• **YOUR INSTRUCTIONS**: Go through the material and pull out every line with the string "pertemuan" in it.

• **PROVIDED DATA**:
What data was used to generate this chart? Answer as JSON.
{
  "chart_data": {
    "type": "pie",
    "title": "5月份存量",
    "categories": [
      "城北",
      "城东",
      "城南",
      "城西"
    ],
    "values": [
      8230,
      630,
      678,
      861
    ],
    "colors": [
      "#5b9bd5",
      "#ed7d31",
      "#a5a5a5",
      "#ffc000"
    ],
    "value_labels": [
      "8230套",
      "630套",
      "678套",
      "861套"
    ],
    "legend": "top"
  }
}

---

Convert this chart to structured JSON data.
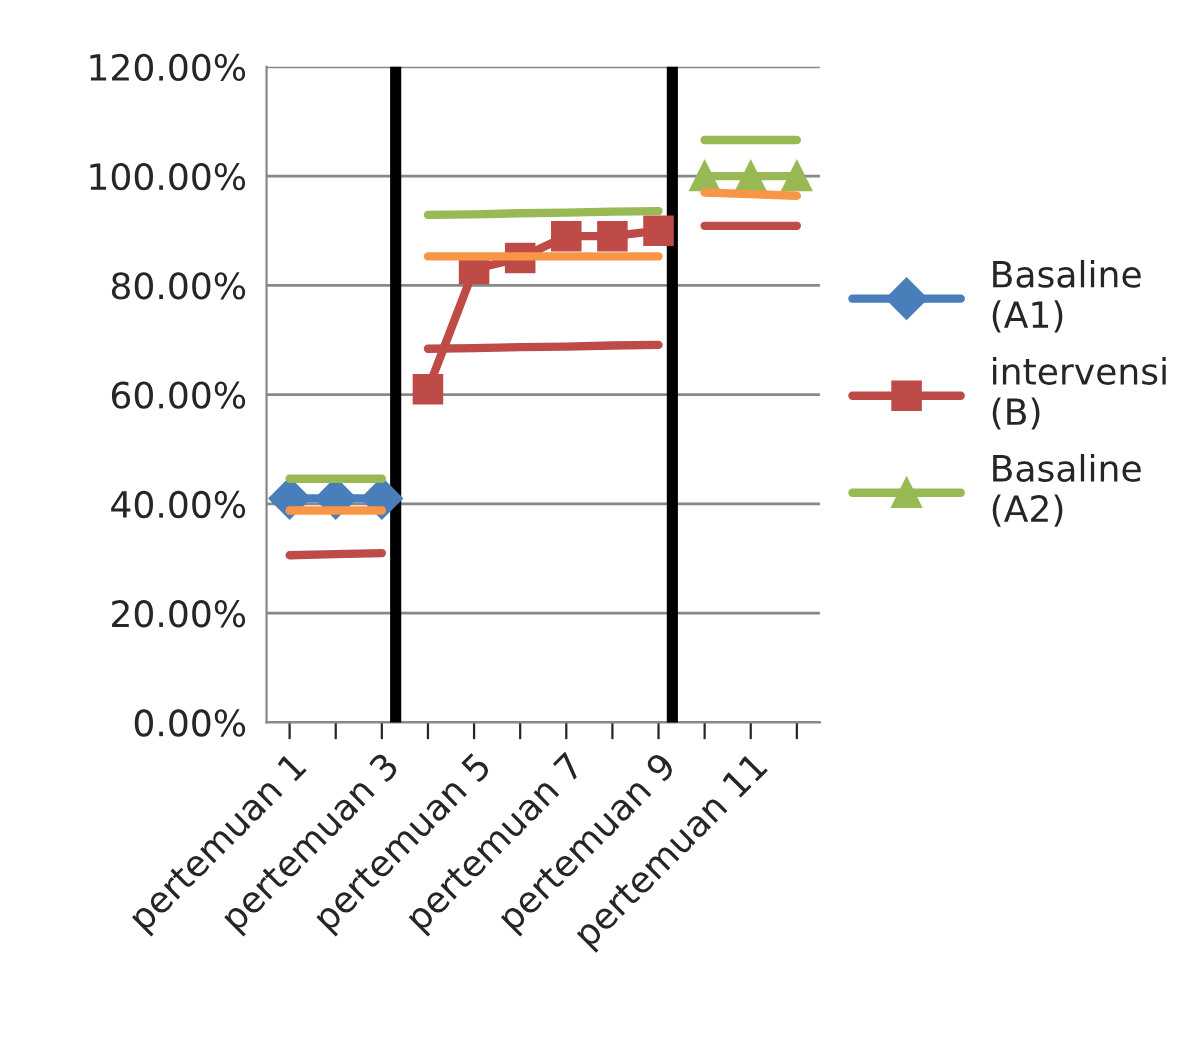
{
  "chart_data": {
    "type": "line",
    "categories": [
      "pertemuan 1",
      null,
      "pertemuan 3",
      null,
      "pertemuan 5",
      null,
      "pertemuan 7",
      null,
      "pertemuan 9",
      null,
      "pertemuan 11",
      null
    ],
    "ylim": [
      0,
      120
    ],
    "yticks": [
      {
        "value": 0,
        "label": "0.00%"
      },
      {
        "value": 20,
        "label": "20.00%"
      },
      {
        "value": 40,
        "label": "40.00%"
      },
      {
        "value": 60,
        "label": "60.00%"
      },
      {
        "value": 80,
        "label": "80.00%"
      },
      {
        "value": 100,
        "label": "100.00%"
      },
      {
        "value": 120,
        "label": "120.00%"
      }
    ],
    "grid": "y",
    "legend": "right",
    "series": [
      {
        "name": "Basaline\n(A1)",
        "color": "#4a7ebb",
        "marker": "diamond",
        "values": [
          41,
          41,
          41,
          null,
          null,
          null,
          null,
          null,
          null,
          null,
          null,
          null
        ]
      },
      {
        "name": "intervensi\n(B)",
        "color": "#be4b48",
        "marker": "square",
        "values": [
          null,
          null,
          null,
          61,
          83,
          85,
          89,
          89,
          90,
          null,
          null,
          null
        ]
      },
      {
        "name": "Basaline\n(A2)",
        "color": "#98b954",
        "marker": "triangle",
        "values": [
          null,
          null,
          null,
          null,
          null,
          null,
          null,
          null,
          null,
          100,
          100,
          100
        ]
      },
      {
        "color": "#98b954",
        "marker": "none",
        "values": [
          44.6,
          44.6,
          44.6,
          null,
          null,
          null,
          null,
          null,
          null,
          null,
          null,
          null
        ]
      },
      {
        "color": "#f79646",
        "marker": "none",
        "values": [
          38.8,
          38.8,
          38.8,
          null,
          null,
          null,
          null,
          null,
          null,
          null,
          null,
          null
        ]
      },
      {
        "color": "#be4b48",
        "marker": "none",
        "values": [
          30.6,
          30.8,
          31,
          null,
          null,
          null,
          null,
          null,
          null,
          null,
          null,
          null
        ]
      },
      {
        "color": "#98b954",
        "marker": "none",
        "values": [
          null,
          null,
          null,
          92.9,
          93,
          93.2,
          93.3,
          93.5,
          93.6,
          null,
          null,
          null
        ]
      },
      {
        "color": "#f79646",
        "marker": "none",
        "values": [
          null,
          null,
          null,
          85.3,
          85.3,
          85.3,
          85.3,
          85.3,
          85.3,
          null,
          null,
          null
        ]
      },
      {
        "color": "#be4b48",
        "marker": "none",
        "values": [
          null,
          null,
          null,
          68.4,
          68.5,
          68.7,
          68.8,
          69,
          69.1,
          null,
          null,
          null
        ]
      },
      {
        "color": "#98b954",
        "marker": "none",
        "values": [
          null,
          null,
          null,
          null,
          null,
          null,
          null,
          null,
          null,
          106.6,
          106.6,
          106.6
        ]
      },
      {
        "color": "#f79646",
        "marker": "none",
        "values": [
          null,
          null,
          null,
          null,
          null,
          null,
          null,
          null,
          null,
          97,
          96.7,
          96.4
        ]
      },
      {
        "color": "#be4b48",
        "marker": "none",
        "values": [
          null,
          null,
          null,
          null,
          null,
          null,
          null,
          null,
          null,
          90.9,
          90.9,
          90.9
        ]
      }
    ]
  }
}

---

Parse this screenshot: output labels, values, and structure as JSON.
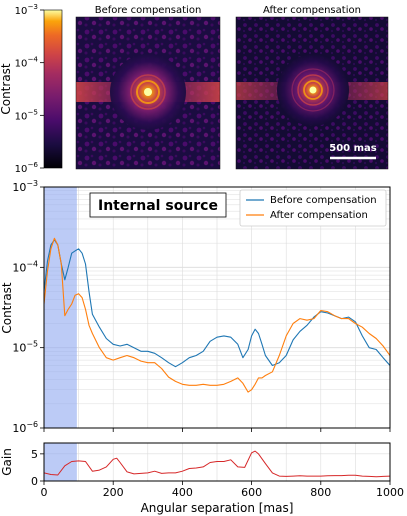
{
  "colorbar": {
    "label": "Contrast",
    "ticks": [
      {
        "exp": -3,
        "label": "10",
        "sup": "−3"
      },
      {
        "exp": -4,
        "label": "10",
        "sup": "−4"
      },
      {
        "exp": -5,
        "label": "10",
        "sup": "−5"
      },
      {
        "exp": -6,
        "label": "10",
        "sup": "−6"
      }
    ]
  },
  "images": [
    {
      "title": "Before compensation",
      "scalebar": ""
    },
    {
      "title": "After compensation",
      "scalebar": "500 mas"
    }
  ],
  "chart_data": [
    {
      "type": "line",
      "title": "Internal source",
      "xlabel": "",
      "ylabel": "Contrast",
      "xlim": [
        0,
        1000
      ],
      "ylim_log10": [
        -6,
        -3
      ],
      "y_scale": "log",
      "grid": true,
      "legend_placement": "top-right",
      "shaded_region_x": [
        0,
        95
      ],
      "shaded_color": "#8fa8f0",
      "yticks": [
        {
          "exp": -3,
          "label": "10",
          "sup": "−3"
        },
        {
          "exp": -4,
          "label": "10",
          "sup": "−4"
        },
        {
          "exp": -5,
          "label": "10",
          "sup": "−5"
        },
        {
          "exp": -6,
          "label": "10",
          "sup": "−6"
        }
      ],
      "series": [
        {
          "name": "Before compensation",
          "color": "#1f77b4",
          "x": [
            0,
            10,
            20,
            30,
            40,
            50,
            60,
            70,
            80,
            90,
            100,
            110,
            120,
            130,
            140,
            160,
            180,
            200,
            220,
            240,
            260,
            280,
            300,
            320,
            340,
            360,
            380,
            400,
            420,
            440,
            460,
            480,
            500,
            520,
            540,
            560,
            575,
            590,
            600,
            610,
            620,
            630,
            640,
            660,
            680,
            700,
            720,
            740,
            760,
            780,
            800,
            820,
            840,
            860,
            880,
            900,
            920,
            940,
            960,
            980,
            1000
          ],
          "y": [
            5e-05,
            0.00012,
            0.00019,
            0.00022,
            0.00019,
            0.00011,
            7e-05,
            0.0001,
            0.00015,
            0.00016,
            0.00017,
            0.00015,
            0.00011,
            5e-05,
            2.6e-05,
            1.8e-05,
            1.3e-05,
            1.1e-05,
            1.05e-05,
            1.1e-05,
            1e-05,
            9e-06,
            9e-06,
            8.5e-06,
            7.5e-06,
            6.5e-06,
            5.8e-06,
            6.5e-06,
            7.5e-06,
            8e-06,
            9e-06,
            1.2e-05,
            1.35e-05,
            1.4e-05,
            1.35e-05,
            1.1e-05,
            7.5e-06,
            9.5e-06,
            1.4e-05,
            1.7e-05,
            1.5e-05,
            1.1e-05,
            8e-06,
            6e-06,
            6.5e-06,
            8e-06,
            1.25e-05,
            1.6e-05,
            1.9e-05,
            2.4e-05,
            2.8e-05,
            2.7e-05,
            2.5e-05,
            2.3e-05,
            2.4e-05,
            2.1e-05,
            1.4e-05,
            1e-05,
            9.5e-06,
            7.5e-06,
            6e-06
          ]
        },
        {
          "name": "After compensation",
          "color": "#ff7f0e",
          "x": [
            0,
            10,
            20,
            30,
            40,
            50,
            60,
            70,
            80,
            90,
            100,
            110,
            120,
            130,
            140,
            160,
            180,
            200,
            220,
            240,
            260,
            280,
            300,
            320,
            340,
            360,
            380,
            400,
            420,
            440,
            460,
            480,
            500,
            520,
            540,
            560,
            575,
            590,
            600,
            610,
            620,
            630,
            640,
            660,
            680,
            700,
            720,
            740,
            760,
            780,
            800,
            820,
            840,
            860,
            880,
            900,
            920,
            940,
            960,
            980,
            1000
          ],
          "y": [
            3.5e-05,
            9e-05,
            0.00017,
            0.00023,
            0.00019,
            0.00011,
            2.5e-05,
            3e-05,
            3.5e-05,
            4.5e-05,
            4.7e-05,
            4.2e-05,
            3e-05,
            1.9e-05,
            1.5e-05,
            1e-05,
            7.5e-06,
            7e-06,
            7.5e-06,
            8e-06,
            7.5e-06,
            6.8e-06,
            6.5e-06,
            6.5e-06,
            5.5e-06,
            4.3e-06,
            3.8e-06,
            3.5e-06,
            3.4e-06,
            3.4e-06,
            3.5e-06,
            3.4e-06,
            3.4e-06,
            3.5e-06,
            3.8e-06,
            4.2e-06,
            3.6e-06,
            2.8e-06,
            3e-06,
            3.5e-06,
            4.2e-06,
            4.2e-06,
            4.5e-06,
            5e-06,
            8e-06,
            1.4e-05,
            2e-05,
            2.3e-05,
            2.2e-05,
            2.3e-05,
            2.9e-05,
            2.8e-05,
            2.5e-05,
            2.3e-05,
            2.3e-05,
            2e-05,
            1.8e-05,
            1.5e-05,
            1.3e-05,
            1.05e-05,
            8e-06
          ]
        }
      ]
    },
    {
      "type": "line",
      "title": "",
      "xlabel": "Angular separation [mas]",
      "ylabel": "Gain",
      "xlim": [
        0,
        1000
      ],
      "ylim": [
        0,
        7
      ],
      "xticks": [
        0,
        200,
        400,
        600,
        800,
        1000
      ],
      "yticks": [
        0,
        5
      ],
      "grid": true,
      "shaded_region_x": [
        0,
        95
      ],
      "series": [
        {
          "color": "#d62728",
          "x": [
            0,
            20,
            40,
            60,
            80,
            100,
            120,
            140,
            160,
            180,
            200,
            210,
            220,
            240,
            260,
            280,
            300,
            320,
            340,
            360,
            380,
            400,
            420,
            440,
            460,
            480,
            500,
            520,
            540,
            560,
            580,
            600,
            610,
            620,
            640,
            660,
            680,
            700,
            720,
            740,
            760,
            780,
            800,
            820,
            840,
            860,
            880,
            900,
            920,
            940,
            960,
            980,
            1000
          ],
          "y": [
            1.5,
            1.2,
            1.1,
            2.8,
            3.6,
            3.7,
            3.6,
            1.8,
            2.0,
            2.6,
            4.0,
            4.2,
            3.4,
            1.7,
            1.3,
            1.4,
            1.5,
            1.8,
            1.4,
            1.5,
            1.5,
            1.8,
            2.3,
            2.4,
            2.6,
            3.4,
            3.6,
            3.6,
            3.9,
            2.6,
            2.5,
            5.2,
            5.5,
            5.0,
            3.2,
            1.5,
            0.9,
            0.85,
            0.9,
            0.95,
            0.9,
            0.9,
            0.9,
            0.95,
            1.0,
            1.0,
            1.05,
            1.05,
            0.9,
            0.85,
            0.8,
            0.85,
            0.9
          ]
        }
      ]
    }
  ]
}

• **EXERCISE RESPONSE**:
      "pertemuan 1",
      "pertemuan 3",
      "pertemuan 5",
      "pertemuan 7",
      "pertemuan 9",
      "pertemuan 11",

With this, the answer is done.